▶ Exercise
Your task is to print all of the material verbatim.

▶ Dataset excerpts

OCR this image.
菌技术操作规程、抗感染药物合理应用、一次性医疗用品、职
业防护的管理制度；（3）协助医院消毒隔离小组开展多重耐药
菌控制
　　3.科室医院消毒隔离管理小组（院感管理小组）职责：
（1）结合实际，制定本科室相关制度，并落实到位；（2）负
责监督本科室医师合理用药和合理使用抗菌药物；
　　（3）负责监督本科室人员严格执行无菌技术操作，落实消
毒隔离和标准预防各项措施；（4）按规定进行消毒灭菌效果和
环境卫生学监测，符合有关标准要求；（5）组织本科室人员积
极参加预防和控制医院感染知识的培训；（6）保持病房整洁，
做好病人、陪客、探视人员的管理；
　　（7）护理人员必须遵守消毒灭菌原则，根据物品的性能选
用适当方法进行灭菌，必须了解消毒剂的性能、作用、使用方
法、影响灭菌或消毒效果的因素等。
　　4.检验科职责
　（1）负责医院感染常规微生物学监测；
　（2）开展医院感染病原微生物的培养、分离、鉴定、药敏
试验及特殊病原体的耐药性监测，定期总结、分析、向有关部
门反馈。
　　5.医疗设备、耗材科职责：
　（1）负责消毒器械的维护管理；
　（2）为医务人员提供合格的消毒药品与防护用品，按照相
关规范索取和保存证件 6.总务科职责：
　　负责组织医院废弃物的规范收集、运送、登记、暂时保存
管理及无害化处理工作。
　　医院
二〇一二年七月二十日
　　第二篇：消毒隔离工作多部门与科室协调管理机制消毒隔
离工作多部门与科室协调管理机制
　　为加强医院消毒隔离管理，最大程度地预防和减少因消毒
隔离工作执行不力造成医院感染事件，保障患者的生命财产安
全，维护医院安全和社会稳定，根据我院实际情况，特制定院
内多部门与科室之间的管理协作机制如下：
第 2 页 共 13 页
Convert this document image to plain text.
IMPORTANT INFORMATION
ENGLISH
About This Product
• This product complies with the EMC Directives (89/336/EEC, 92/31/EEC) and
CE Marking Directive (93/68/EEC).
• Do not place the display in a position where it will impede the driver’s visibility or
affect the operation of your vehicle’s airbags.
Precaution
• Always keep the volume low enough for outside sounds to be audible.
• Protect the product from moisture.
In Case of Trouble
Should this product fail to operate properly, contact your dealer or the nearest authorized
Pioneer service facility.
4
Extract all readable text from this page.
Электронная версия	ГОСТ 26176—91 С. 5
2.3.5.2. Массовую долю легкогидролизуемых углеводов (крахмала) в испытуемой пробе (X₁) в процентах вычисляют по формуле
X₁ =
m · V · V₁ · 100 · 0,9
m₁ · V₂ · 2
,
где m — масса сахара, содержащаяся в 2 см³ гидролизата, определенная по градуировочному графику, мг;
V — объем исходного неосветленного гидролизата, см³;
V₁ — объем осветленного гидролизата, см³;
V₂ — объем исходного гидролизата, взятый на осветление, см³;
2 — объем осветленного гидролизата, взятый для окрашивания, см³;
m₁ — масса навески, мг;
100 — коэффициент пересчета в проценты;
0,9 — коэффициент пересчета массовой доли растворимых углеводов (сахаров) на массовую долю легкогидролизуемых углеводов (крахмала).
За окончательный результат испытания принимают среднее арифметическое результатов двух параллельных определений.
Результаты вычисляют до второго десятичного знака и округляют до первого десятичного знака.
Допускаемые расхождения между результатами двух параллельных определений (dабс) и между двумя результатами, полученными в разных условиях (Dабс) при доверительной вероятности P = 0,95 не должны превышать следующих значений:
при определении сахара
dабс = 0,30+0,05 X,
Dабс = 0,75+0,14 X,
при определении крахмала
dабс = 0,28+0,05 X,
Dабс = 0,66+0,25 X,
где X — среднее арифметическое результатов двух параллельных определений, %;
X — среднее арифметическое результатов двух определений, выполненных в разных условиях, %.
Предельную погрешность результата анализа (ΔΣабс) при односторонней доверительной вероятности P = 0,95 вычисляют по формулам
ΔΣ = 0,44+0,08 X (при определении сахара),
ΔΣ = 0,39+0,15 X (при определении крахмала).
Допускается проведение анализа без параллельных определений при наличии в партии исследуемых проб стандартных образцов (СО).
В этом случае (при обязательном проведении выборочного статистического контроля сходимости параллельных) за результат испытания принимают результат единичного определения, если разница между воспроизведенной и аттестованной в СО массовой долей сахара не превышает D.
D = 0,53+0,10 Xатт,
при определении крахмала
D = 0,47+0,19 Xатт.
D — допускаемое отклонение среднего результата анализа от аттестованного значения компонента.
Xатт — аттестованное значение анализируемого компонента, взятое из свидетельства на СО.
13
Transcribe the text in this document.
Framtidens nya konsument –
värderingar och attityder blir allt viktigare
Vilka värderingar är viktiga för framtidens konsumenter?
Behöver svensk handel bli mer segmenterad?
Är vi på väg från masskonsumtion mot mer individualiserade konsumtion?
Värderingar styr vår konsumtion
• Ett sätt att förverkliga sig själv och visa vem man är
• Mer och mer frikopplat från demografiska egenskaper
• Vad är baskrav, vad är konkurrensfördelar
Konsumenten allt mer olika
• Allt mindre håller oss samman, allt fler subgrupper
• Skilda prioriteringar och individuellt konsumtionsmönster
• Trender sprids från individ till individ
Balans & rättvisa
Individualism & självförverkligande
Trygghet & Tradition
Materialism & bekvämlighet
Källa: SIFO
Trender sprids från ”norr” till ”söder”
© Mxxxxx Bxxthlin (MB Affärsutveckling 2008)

▶ The result
OCR this image.
菌技术操作规程、抗感染药物合理应用、一次性医疗用品、职
业防护的管理制度；（3）协助医院消毒隔离小组开展多重耐药
菌控制
　　3.科室医院消毒隔离管理小组（院感管理小组）职责：
（1）结合实际，制定本科室相关制度，并落实到位；（2）负
责监督本科室医师合理用药和合理使用抗菌药物；
　　（3）负责监督本科室人员严格执行无菌技术操作，落实消
毒隔离和标准预防各项措施；（4）按规定进行消毒灭菌效果和
环境卫生学监测，符合有关标准要求；（5）组织本科室人员积
极参加预防和控制医院感染知识的培训；（6）保持病房整洁，
做好病人、陪客、探视人员的管理；
　　（7）护理人员必须遵守消毒灭菌原则，根据物品的性能选
用适当方法进行灭菌，必须了解消毒剂的性能、作用、使用方
法、影响灭菌或消毒效果的因素等。
　　4.检验科职责
　（1）负责医院感染常规微生物学监测；
　（2）开展医院感染病原微生物的培养、分离、鉴定、药敏
试验及特殊病原体的耐药性监测，定期总结、分析、向有关部
门反馈。
　　5.医疗设备、耗材科职责：
　（1）负责消毒器械的维护管理；
　（2）为医务人员提供合格的消毒药品与防护用品，按照相
关规范索取和保存证件 6.总务科职责：
　　负责组织医院废弃物的规范收集、运送、登记、暂时保存
管理及无害化处理工作。
　　医院
二〇一二年七月二十日
　　第二篇：消毒隔离工作多部门与科室协调管理机制消毒隔
离工作多部门与科室协调管理机制
　　为加强医院消毒隔离管理，最大程度地预防和减少因消毒
隔离工作执行不力造成医院感染事件，保障患者的生命财产安
全，维护医院安全和社会稳定，根据我院实际情况，特制定院
内多部门与科室之间的管理协作机制如下：
第 2 页 共 13 页
Convert this document image to plain text.
IMPORTANT INFORMATION
ENGLISH
About This Product
• This product complies with the EMC Directives (89/336/EEC, 92/31/EEC) and
CE Marking Directive (93/68/EEC).
• Do not place the display in a position where it will impede the driver’s visibility or
affect the operation of your vehicle’s airbags.
Precaution
• Always keep the volume low enough for outside sounds to be audible.
• Protect the product from moisture.
In Case of Trouble
Should this product fail to operate properly, contact your dealer or the nearest authorized
Pioneer service facility.
4
Extract all readable text from this page.
Электронная версия	ГОСТ 26176—91 С. 5
2.3.5.2. Массовую долю легкогидролизуемых углеводов (крахмала) в испытуемой пробе (X₁) в процентах вычисляют по формуле
X₁ =
m · V · V₁ · 100 · 0,9
m₁ · V₂ · 2
,
где m — масса сахара, содержащаяся в 2 см³ гидролизата, определенная по градуировочному графику, мг;
V — объем исходного неосветленного гидролизата, см³;
V₁ — объем осветленного гидролизата, см³;
V₂ — объем исходного гидролизата, взятый на осветление, см³;
2 — объем осветленного гидролизата, взятый для окрашивания, см³;
m₁ — масса навески, мг;
100 — коэффициент пересчета в проценты;
0,9 — коэффициент пересчета массовой доли растворимых углеводов (сахаров) на массовую долю легкогидролизуемых углеводов (крахмала).
За окончательный результат испытания принимают среднее арифметическое результатов двух параллельных определений.
Результаты вычисляют до второго десятичного знака и округляют до первого десятичного знака.
Допускаемые расхождения между результатами двух параллельных определений (dабс) и между двумя результатами, полученными в разных условиях (Dабс) при доверительной вероятности P = 0,95 не должны превышать следующих значений:
при определении сахара
dабс = 0,30+0,05 X,
Dабс = 0,75+0,14 X,
при определении крахмала
dабс = 0,28+0,05 X,
Dабс = 0,66+0,25 X,
где X — среднее арифметическое результатов двух параллельных определений, %;
X — среднее арифметическое результатов двух определений, выполненных в разных условиях, %.
Предельную погрешность результата анализа (ΔΣабс) при односторонней доверительной вероятности P = 0,95 вычисляют по формулам
ΔΣ = 0,44+0,08 X (при определении сахара),
ΔΣ = 0,39+0,15 X (при определении крахмала).
Допускается проведение анализа без параллельных определений при наличии в партии исследуемых проб стандартных образцов (СО).
В этом случае (при обязательном проведении выборочного статистического контроля сходимости параллельных) за результат испытания принимают результат единичного определения, если разница между воспроизведенной и аттестованной в СО массовой долей сахара не превышает D.
D = 0,53+0,10 Xатт,
при определении крахмала
D = 0,47+0,19 Xатт.
D — допускаемое отклонение среднего результата анализа от аттестованного значения компонента.
Xатт — аттестованное значение анализируемого компонента, взятое из свидетельства на СО.
13
Transcribe the text in this document.
Framtidens nya konsument –
värderingar och attityder blir allt viktigare
Vilka värderingar är viktiga för framtidens konsumenter?
Behöver svensk handel bli mer segmenterad?
Är vi på väg från masskonsumtion mot mer individualiserade konsumtion?
Värderingar styr vår konsumtion
• Ett sätt att förverkliga sig själv och visa vem man är
• Mer och mer frikopplat från demografiska egenskaper
• Vad är baskrav, vad är konkurrensfördelar
Konsumenten allt mer olika
• Allt mindre håller oss samman, allt fler subgrupper
• Skilda prioriteringar och individuellt konsumtionsmönster
• Trender sprids från individ till individ
Balans & rättvisa
Individualism & självförverkligande
Trygghet & Tradition
Materialism & bekvämlighet
Källa: SIFO
Trender sprids från ”norr” till ”söder”
© Mxxxxx Bxxthlin (MB Affärsutveckling 2008)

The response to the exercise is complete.